**Your objective:** Count lines, not occurrences: report how many lines in the records hold the string "screenshot", and nothing else.

Start

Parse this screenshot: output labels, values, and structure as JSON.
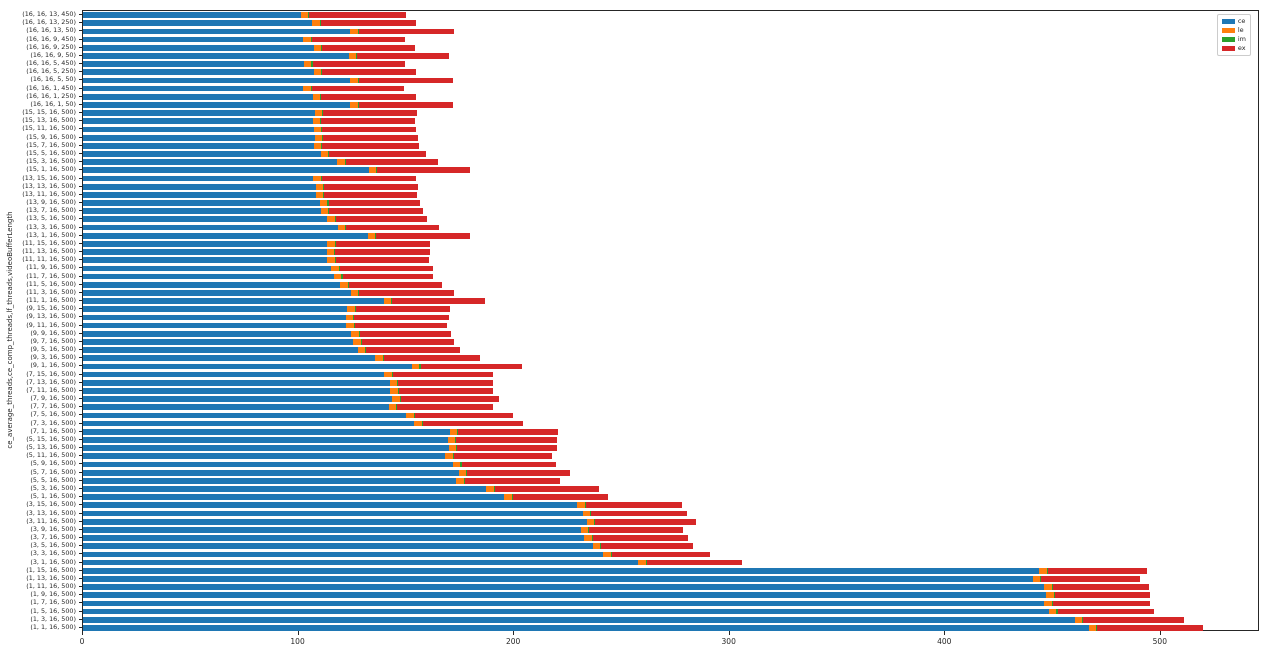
{
  "chart_data": {
    "type": "bar",
    "orientation": "horizontal",
    "stacked": true,
    "title": "",
    "xlabel": "",
    "ylabel": "ce_average_threads,ce_comp_threads,lf_threads,videoBufferLength",
    "xlim": [
      0,
      546
    ],
    "xticks": [
      0,
      100,
      200,
      300,
      400,
      500
    ],
    "grid": false,
    "legend_position": "upper right",
    "categories": [
      "(16, 16, 13, 450)",
      "(16, 16, 13, 250)",
      "(16, 16, 13, 50)",
      "(16, 16, 9, 450)",
      "(16, 16, 9, 250)",
      "(16, 16, 9, 50)",
      "(16, 16, 5, 450)",
      "(16, 16, 5, 250)",
      "(16, 16, 5, 50)",
      "(16, 16, 1, 450)",
      "(16, 16, 1, 250)",
      "(16, 16, 1, 50)",
      "(15, 15, 16, 500)",
      "(15, 13, 16, 500)",
      "(15, 11, 16, 500)",
      "(15, 9, 16, 500)",
      "(15, 7, 16, 500)",
      "(15, 5, 16, 500)",
      "(15, 3, 16, 500)",
      "(15, 1, 16, 500)",
      "(13, 15, 16, 500)",
      "(13, 13, 16, 500)",
      "(13, 11, 16, 500)",
      "(13, 9, 16, 500)",
      "(13, 7, 16, 500)",
      "(13, 5, 16, 500)",
      "(13, 3, 16, 500)",
      "(13, 1, 16, 500)",
      "(11, 15, 16, 500)",
      "(11, 13, 16, 500)",
      "(11, 11, 16, 500)",
      "(11, 9, 16, 500)",
      "(11, 7, 16, 500)",
      "(11, 5, 16, 500)",
      "(11, 3, 16, 500)",
      "(11, 1, 16, 500)",
      "(9, 15, 16, 500)",
      "(9, 13, 16, 500)",
      "(9, 11, 16, 500)",
      "(9, 9, 16, 500)",
      "(9, 7, 16, 500)",
      "(9, 5, 16, 500)",
      "(9, 3, 16, 500)",
      "(9, 1, 16, 500)",
      "(7, 15, 16, 500)",
      "(7, 13, 16, 500)",
      "(7, 11, 16, 500)",
      "(7, 9, 16, 500)",
      "(7, 7, 16, 500)",
      "(7, 5, 16, 500)",
      "(7, 3, 16, 500)",
      "(7, 1, 16, 500)",
      "(5, 15, 16, 500)",
      "(5, 13, 16, 500)",
      "(5, 11, 16, 500)",
      "(5, 9, 16, 500)",
      "(5, 7, 16, 500)",
      "(5, 5, 16, 500)",
      "(5, 3, 16, 500)",
      "(5, 1, 16, 500)",
      "(3, 15, 16, 500)",
      "(3, 13, 16, 500)",
      "(3, 11, 16, 500)",
      "(3, 9, 16, 500)",
      "(3, 7, 16, 500)",
      "(3, 5, 16, 500)",
      "(3, 3, 16, 500)",
      "(3, 1, 16, 500)",
      "(1, 15, 16, 500)",
      "(1, 13, 16, 500)",
      "(1, 11, 16, 500)",
      "(1, 9, 16, 500)",
      "(1, 7, 16, 500)",
      "(1, 5, 16, 500)",
      "(1, 3, 16, 500)",
      "(1, 1, 16, 500)"
    ],
    "series": [
      {
        "name": "ce",
        "color": "#1f77b4",
        "values": [
          101.0,
          106.3,
          124.0,
          102.2,
          107.1,
          123.3,
          102.5,
          107.1,
          124.0,
          102.2,
          106.6,
          124.0,
          107.5,
          106.6,
          107.1,
          107.5,
          107.1,
          110.2,
          117.9,
          132.5,
          106.8,
          107.9,
          107.9,
          109.9,
          110.2,
          113.3,
          118.2,
          132.1,
          113.3,
          113.0,
          113.3,
          115.1,
          116.4,
          119.4,
          124.1,
          139.5,
          122.5,
          121.8,
          122.2,
          124.4,
          125.3,
          127.5,
          135.6,
          152.6,
          139.8,
          142.3,
          142.6,
          143.4,
          141.8,
          150.0,
          153.7,
          170.1,
          169.1,
          169.6,
          168.1,
          171.6,
          174.2,
          173.1,
          187.0,
          195.4,
          229.3,
          231.8,
          233.6,
          230.9,
          232.4,
          236.4,
          241.4,
          257.5,
          443.7,
          440.6,
          445.8,
          446.9,
          445.8,
          448.1,
          460.1,
          466.6
        ]
      },
      {
        "name": "le",
        "color": "#ff7f0e",
        "values": [
          3.5,
          3.5,
          3.5,
          3.5,
          3.5,
          3.5,
          3.5,
          3.5,
          3.5,
          3.5,
          3.5,
          3.5,
          3.5,
          3.5,
          3.5,
          3.5,
          3.5,
          3.5,
          3.5,
          3.5,
          3.5,
          3.5,
          3.5,
          3.5,
          3.5,
          3.5,
          3.5,
          3.5,
          3.5,
          3.5,
          3.5,
          3.5,
          3.5,
          3.5,
          3.5,
          3.5,
          3.5,
          3.5,
          3.5,
          3.5,
          3.5,
          3.5,
          3.5,
          3.5,
          3.5,
          3.5,
          3.5,
          3.5,
          3.5,
          3.5,
          3.5,
          3.5,
          3.5,
          3.5,
          3.5,
          3.5,
          3.5,
          3.5,
          3.5,
          3.5,
          3.5,
          3.5,
          3.5,
          3.5,
          3.5,
          3.5,
          3.5,
          3.5,
          3.5,
          3.5,
          3.5,
          3.5,
          3.5,
          3.5,
          3.5,
          3.5
        ]
      },
      {
        "name": "im",
        "color": "#2ca02c",
        "values": [
          0.5,
          0.5,
          0.5,
          0.5,
          0.5,
          0.5,
          0.5,
          0.5,
          0.5,
          0.5,
          0.5,
          0.5,
          0.5,
          0.5,
          0.5,
          0.5,
          0.5,
          0.5,
          0.5,
          0.5,
          0.5,
          0.5,
          0.5,
          0.5,
          0.5,
          0.5,
          0.5,
          0.5,
          0.5,
          0.5,
          0.5,
          0.5,
          0.5,
          0.5,
          0.5,
          0.5,
          0.5,
          0.5,
          0.5,
          0.5,
          0.5,
          0.5,
          0.5,
          0.5,
          0.5,
          0.5,
          0.5,
          0.5,
          0.5,
          0.5,
          0.5,
          0.5,
          0.5,
          0.5,
          0.5,
          0.5,
          0.5,
          0.5,
          0.5,
          0.5,
          0.5,
          0.5,
          0.5,
          0.5,
          0.5,
          0.5,
          0.5,
          0.5,
          0.5,
          0.5,
          0.5,
          0.5,
          0.5,
          0.5,
          0.5,
          0.5
        ]
      },
      {
        "name": "ex",
        "color": "#d62728",
        "values": [
          45.0,
          44.3,
          43.9,
          43.3,
          43.1,
          42.7,
          43.0,
          43.5,
          43.6,
          42.9,
          43.8,
          43.6,
          43.4,
          43.6,
          43.5,
          43.7,
          44.6,
          44.9,
          42.6,
          43.0,
          43.8,
          43.3,
          43.0,
          42.3,
          43.5,
          42.3,
          42.8,
          43.5,
          43.5,
          43.8,
          43.0,
          43.3,
          42.2,
          43.1,
          43.8,
          43.1,
          43.9,
          43.8,
          42.6,
          42.3,
          42.9,
          43.5,
          44.7,
          47.0,
          46.3,
          44.1,
          43.8,
          45.8,
          44.3,
          45.4,
          46.3,
          46.4,
          46.7,
          46.2,
          45.4,
          43.8,
          47.7,
          44.2,
          48.5,
          44.3,
          44.8,
          44.4,
          47.0,
          43.5,
          44.3,
          42.6,
          45.3,
          44.4,
          46.0,
          45.9,
          44.6,
          44.3,
          45.4,
          44.9,
          46.7,
          49.1
        ]
      }
    ]
  }
}
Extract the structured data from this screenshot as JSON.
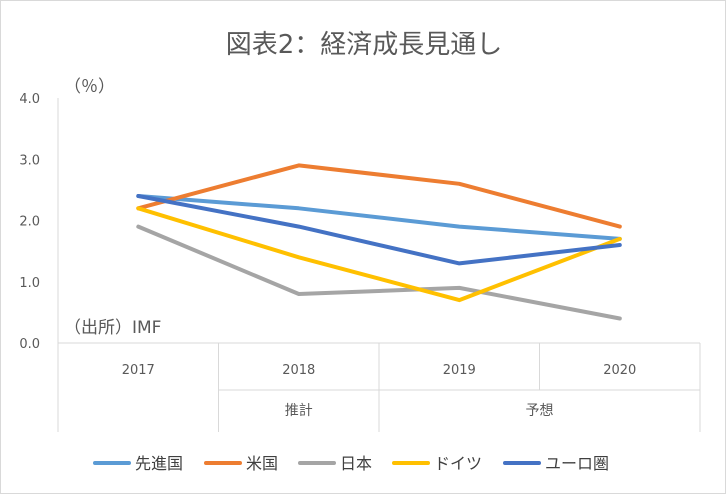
{
  "chart_data": {
    "type": "line",
    "title": "図表2：経済成長見通し",
    "unit_label": "（％）",
    "source_note": "（出所）IMF",
    "categories": [
      "2017",
      "2018",
      "2019",
      "2020"
    ],
    "category_groups": [
      {
        "label": "推計",
        "from": 1,
        "to": 1
      },
      {
        "label": "予想",
        "from": 2,
        "to": 3
      }
    ],
    "ylim": [
      0,
      4
    ],
    "yticks": [
      "0.0",
      "1.0",
      "2.0",
      "3.0",
      "4.0"
    ],
    "grid": false,
    "legend_position": "bottom",
    "series": [
      {
        "name": "先進国",
        "color": "#5B9BD5",
        "values": [
          2.4,
          2.2,
          1.9,
          1.7
        ]
      },
      {
        "name": "米国",
        "color": "#ED7D31",
        "values": [
          2.2,
          2.9,
          2.6,
          1.9
        ]
      },
      {
        "name": "日本",
        "color": "#A5A5A5",
        "values": [
          1.9,
          0.8,
          0.9,
          0.4
        ]
      },
      {
        "name": "ドイツ",
        "color": "#FFC000",
        "values": [
          2.2,
          1.4,
          0.7,
          1.7
        ]
      },
      {
        "name": "ユーロ圏",
        "color": "#4472C4",
        "values": [
          2.4,
          1.9,
          1.3,
          1.6
        ]
      }
    ]
  }
}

End

**Output of the exercise:** 2